**Written exercise:** Using the listing below, please gather every line containing the word "grid".

**Data section:**
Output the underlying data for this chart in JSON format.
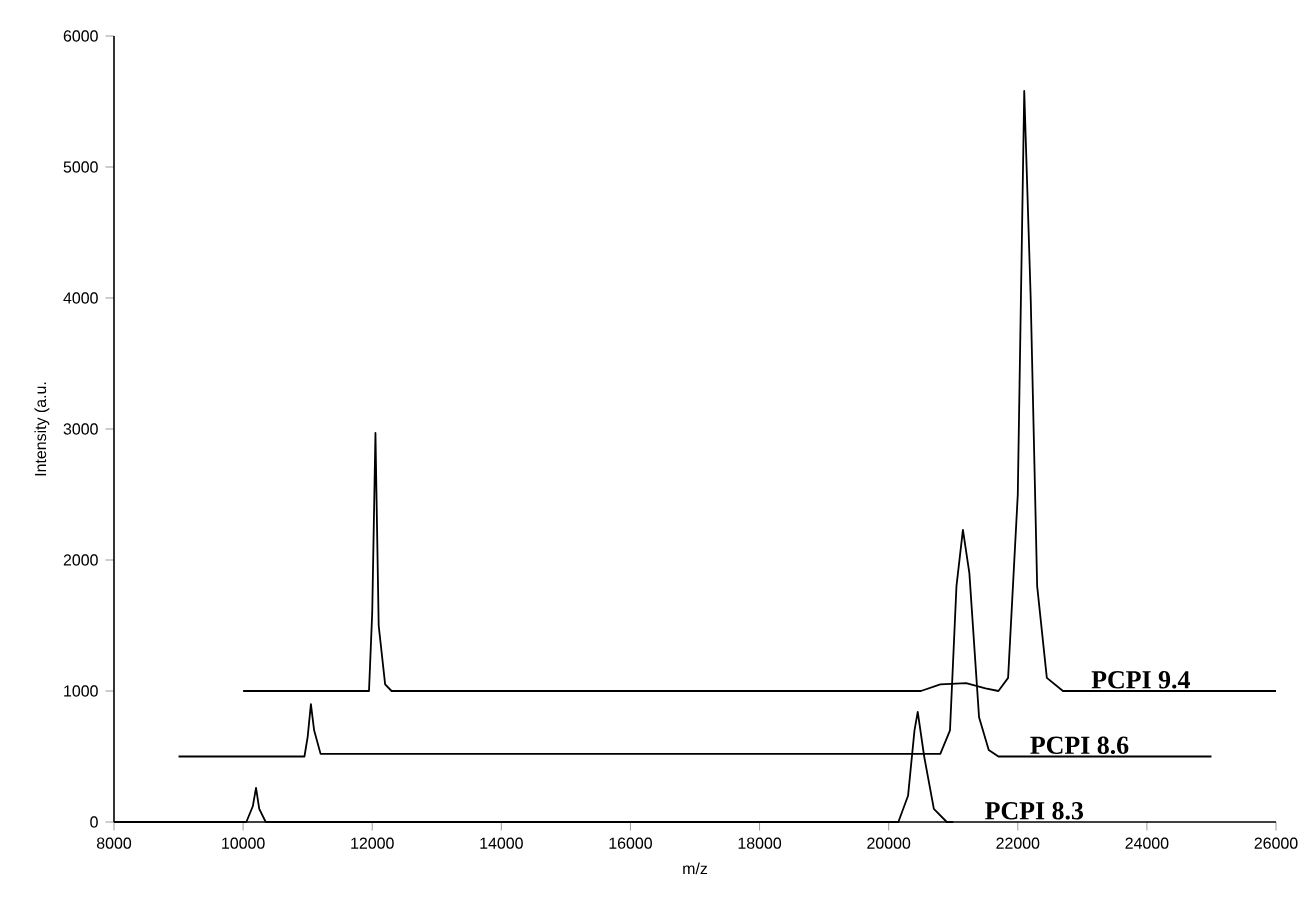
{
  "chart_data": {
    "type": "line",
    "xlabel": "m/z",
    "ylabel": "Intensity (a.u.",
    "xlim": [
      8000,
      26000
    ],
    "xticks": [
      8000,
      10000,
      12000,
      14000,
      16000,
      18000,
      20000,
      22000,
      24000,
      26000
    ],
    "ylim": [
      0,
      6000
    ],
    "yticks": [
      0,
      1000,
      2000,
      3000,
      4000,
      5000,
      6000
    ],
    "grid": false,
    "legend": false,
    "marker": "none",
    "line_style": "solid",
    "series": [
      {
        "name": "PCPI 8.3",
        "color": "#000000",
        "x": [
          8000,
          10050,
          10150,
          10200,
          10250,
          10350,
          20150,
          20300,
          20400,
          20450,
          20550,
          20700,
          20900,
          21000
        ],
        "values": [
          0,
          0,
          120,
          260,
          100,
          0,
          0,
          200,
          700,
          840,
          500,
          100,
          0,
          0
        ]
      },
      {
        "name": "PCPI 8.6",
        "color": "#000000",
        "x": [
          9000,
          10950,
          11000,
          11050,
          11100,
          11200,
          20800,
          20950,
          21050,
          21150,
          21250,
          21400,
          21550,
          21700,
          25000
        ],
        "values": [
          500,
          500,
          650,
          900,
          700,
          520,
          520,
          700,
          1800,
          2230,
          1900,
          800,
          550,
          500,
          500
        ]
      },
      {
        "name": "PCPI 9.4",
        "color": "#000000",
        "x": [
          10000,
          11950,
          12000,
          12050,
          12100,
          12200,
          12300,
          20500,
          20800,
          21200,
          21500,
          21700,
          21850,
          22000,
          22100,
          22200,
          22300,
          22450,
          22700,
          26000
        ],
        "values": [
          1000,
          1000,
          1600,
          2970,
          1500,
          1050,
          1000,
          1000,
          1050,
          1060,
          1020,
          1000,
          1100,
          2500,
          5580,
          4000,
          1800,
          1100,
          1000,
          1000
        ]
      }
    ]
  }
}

==

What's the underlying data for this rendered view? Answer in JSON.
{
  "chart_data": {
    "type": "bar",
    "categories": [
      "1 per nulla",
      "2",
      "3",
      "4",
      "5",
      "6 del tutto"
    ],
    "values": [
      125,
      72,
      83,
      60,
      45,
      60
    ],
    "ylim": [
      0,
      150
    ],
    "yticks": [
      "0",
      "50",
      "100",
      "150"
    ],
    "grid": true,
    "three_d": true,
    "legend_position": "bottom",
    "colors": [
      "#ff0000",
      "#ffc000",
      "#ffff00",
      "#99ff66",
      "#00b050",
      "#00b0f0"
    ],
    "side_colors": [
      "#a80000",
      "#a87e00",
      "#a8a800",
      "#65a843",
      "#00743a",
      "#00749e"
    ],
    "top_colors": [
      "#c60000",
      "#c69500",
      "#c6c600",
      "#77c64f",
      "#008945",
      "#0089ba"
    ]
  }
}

==

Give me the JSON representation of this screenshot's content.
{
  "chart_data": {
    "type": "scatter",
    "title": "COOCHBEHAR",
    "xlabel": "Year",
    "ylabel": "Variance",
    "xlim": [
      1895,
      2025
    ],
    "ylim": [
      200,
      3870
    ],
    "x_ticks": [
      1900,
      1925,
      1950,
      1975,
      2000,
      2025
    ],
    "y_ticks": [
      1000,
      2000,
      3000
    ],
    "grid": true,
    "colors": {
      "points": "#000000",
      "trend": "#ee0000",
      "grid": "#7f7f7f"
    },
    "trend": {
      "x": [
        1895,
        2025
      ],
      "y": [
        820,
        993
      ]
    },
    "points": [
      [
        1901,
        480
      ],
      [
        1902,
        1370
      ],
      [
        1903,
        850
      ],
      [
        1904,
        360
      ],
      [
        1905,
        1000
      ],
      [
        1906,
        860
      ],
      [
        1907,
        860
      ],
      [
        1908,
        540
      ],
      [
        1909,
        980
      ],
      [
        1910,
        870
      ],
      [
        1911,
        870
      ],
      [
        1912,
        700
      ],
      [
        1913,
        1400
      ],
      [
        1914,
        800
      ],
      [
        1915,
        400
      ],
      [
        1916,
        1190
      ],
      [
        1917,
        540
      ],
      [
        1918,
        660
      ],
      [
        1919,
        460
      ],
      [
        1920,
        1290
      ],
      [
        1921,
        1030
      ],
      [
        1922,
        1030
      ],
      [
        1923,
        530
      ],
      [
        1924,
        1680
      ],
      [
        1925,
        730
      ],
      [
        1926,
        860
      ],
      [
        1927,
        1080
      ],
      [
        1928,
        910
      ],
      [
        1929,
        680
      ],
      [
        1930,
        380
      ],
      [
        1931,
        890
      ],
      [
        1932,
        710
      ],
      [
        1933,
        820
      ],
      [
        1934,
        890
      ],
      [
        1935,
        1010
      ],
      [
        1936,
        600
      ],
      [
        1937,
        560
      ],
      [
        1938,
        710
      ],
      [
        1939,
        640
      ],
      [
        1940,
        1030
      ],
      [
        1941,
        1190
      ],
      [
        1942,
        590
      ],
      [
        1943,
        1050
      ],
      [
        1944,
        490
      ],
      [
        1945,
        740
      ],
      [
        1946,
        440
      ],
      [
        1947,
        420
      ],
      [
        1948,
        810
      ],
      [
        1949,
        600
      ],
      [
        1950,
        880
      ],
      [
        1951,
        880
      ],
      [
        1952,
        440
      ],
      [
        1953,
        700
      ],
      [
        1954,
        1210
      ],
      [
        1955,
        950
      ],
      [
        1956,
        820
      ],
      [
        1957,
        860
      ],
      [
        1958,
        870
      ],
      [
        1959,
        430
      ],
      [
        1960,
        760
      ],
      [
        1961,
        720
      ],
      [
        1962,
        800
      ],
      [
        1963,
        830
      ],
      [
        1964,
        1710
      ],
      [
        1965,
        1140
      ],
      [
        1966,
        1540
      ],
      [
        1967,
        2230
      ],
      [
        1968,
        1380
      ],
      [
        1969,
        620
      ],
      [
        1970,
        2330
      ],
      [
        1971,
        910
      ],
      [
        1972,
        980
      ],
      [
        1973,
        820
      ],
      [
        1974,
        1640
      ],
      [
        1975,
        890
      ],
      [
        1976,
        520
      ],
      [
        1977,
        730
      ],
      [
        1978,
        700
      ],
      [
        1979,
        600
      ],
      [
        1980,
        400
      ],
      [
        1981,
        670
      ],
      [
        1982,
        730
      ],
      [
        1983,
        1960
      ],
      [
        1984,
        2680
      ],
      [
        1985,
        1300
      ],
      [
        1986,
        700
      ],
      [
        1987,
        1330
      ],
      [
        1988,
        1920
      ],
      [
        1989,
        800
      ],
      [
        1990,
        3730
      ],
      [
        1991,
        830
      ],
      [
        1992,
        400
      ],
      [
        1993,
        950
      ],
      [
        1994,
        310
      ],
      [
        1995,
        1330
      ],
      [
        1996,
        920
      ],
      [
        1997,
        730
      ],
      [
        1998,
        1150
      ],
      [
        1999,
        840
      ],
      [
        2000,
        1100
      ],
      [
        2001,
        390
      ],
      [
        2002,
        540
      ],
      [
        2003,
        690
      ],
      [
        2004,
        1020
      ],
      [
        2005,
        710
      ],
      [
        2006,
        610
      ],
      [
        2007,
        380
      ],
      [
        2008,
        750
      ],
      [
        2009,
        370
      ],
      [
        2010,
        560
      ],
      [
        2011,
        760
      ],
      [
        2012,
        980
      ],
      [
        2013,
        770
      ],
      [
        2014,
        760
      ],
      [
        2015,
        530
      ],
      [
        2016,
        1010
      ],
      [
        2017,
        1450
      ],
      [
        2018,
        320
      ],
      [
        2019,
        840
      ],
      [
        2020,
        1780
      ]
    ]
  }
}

**Response to this task:**
    "grid": false,
    "grid": true,
    "grid": true,
      "grid": "#7f7f7f"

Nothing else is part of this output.